## start SOURCE MATERIAL

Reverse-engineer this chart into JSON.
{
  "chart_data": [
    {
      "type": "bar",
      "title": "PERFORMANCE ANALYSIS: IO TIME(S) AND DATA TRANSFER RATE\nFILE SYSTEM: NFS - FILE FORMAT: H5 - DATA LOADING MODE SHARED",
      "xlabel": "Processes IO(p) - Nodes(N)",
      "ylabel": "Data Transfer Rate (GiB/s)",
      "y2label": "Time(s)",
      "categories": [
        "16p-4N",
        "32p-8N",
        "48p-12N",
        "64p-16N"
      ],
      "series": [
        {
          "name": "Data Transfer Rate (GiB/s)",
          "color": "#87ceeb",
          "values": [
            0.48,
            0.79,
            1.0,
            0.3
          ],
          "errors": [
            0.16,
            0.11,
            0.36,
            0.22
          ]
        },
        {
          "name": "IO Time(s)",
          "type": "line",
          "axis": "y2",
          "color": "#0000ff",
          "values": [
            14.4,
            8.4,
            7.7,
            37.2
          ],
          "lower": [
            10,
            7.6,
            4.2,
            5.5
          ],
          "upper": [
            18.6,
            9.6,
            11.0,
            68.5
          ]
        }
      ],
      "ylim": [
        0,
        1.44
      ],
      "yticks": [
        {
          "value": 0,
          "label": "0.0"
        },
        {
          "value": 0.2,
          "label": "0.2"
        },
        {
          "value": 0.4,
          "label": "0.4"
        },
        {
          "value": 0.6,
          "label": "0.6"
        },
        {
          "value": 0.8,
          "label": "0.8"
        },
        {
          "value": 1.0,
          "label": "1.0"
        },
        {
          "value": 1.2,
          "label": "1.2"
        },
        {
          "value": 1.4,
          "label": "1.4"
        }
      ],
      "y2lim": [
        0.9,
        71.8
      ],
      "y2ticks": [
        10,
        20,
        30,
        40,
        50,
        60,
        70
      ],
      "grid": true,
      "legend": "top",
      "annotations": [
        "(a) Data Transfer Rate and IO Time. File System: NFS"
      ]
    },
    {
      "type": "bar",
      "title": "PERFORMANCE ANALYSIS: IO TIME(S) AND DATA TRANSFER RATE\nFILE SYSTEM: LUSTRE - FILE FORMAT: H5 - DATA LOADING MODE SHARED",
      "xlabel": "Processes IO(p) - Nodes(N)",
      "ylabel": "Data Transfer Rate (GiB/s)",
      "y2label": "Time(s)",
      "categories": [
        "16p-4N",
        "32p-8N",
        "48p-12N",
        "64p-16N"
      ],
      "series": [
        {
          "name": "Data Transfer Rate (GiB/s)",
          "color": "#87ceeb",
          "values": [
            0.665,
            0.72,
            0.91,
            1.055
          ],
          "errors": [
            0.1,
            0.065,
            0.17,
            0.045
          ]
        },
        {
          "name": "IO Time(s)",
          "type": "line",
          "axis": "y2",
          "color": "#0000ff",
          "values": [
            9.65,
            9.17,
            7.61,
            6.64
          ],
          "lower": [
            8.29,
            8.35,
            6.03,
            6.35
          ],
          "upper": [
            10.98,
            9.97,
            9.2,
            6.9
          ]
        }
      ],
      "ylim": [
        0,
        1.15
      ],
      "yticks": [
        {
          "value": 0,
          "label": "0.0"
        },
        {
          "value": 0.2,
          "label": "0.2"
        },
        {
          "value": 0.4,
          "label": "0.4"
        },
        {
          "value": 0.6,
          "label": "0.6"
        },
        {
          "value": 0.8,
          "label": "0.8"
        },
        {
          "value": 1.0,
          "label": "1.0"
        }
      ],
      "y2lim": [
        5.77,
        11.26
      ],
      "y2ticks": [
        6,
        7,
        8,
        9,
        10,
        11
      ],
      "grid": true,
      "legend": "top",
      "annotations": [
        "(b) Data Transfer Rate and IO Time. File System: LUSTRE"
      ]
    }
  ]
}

## end SOURCE MATERIAL

DO THIS –
All entries shown above should be printed again exactly.

EXERCISE RESULT –
Reverse-engineer this chart into JSON.
{
  "chart_data": [
    {
      "type": "bar",
      "title": "PERFORMANCE ANALYSIS: IO TIME(S) AND DATA TRANSFER RATE\nFILE SYSTEM: NFS - FILE FORMAT: H5 - DATA LOADING MODE SHARED",
      "xlabel": "Processes IO(p) - Nodes(N)",
      "ylabel": "Data Transfer Rate (GiB/s)",
      "y2label": "Time(s)",
      "categories": [
        "16p-4N",
        "32p-8N",
        "48p-12N",
        "64p-16N"
      ],
      "series": [
        {
          "name": "Data Transfer Rate (GiB/s)",
          "color": "#87ceeb",
          "values": [
            0.48,
            0.79,
            1.0,
            0.3
          ],
          "errors": [
            0.16,
            0.11,
            0.36,
            0.22
          ]
        },
        {
          "name": "IO Time(s)",
          "type": "line",
          "axis": "y2",
          "color": "#0000ff",
          "values": [
            14.4,
            8.4,
            7.7,
            37.2
          ],
          "lower": [
            10,
            7.6,
            4.2,
            5.5
          ],
          "upper": [
            18.6,
            9.6,
            11.0,
            68.5
          ]
        }
      ],
      "ylim": [
        0,
        1.44
      ],
      "yticks": [
        {
          "value": 0,
          "label": "0.0"
        },
        {
          "value": 0.2,
          "label": "0.2"
        },
        {
          "value": 0.4,
          "label": "0.4"
        },
        {
          "value": 0.6,
          "label": "0.6"
        },
        {
          "value": 0.8,
          "label": "0.8"
        },
        {
          "value": 1.0,
          "label": "1.0"
        },
        {
          "value": 1.2,
          "label": "1.2"
        },
        {
          "value": 1.4,
          "label": "1.4"
        }
      ],
      "y2lim": [
        0.9,
        71.8
      ],
      "y2ticks": [
        10,
        20,
        30,
        40,
        50,
        60,
        70
      ],
      "grid": true,
      "legend": "top",
      "annotations": [
        "(a) Data Transfer Rate and IO Time. File System: NFS"
      ]
    },
    {
      "type": "bar",
      "title": "PERFORMANCE ANALYSIS: IO TIME(S) AND DATA TRANSFER RATE\nFILE SYSTEM: LUSTRE - FILE FORMAT: H5 - DATA LOADING MODE SHARED",
      "xlabel": "Processes IO(p) - Nodes(N)",
      "ylabel": "Data Transfer Rate (GiB/s)",
      "y2label": "Time(s)",
      "categories": [
        "16p-4N",
        "32p-8N",
        "48p-12N",
        "64p-16N"
      ],
      "series": [
        {
          "name": "Data Transfer Rate (GiB/s)",
          "color": "#87ceeb",
          "values": [
            0.665,
            0.72,
            0.91,
            1.055
          ],
          "errors": [
            0.1,
            0.065,
            0.17,
            0.045
          ]
        },
        {
          "name": "IO Time(s)",
          "type": "line",
          "axis": "y2",
          "color": "#0000ff",
          "values": [
            9.65,
            9.17,
            7.61,
            6.64
          ],
          "lower": [
            8.29,
            8.35,
            6.03,
            6.35
          ],
          "upper": [
            10.98,
            9.97,
            9.2,
            6.9
          ]
        }
      ],
      "ylim": [
        0,
        1.15
      ],
      "yticks": [
        {
          "value": 0,
          "label": "0.0"
        },
        {
          "value": 0.2,
          "label": "0.2"
        },
        {
          "value": 0.4,
          "label": "0.4"
        },
        {
          "value": 0.6,
          "label": "0.6"
        },
        {
          "value": 0.8,
          "label": "0.8"
        },
        {
          "value": 1.0,
          "label": "1.0"
        }
      ],
      "y2lim": [
        5.77,
        11.26
      ],
      "y2ticks": [
        6,
        7,
        8,
        9,
        10,
        11
      ],
      "grid": true,
      "legend": "top",
      "annotations": [
        "(b) Data Transfer Rate and IO Time. File System: LUSTRE"
      ]
    }
  ]
}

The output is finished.